- PROBLEM STATEMENT: You are to retype all of the data exactly as it appears.

- WORKING DATA:
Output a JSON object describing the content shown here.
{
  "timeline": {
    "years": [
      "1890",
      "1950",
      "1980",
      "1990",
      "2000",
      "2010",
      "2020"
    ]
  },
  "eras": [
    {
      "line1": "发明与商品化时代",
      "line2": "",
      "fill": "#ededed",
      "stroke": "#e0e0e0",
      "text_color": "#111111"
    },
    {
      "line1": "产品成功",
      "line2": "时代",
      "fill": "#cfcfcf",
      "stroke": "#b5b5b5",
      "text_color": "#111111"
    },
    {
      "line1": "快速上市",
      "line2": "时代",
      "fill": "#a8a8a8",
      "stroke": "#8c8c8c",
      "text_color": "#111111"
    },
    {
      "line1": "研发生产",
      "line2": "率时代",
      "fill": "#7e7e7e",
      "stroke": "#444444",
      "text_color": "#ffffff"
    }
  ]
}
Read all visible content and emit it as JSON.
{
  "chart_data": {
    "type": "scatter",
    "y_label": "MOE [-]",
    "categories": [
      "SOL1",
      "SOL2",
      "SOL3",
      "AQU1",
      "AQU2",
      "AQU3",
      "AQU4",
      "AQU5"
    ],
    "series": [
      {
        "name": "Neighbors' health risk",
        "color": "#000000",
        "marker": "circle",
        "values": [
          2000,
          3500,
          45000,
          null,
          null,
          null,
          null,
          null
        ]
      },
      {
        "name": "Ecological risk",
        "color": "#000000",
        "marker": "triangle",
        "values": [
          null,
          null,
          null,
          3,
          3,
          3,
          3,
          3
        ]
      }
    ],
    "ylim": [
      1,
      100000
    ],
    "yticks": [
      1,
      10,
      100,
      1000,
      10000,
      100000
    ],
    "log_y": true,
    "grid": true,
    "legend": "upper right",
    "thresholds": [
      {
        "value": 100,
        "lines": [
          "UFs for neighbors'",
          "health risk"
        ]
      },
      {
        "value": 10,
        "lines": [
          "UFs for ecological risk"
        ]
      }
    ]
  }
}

- SOLUTION TO THIS TASK:
Output a JSON object describing the content shown here.
{
  "timeline": {
    "years": [
      "1890",
      "1950",
      "1980",
      "1990",
      "2000",
      "2010",
      "2020"
    ]
  },
  "eras": [
    {
      "line1": "发明与商品化时代",
      "line2": "",
      "fill": "#ededed",
      "stroke": "#e0e0e0",
      "text_color": "#111111"
    },
    {
      "line1": "产品成功",
      "line2": "时代",
      "fill": "#cfcfcf",
      "stroke": "#b5b5b5",
      "text_color": "#111111"
    },
    {
      "line1": "快速上市",
      "line2": "时代",
      "fill": "#a8a8a8",
      "stroke": "#8c8c8c",
      "text_color": "#111111"
    },
    {
      "line1": "研发生产",
      "line2": "率时代",
      "fill": "#7e7e7e",
      "stroke": "#444444",
      "text_color": "#ffffff"
    }
  ]
}
Read all visible content and emit it as JSON.
{
  "chart_data": {
    "type": "scatter",
    "y_label": "MOE [-]",
    "categories": [
      "SOL1",
      "SOL2",
      "SOL3",
      "AQU1",
      "AQU2",
      "AQU3",
      "AQU4",
      "AQU5"
    ],
    "series": [
      {
        "name": "Neighbors' health risk",
        "color": "#000000",
        "marker": "circle",
        "values": [
          2000,
          3500,
          45000,
          null,
          null,
          null,
          null,
          null
        ]
      },
      {
        "name": "Ecological risk",
        "color": "#000000",
        "marker": "triangle",
        "values": [
          null,
          null,
          null,
          3,
          3,
          3,
          3,
          3
        ]
      }
    ],
    "ylim": [
      1,
      100000
    ],
    "yticks": [
      1,
      10,
      100,
      1000,
      10000,
      100000
    ],
    "log_y": true,
    "grid": true,
    "legend": "upper right",
    "thresholds": [
      {
        "value": 100,
        "lines": [
          "UFs for neighbors'",
          "health risk"
        ]
      },
      {
        "value": 10,
        "lines": [
          "UFs for ecological risk"
        ]
      }
    ]
  }
}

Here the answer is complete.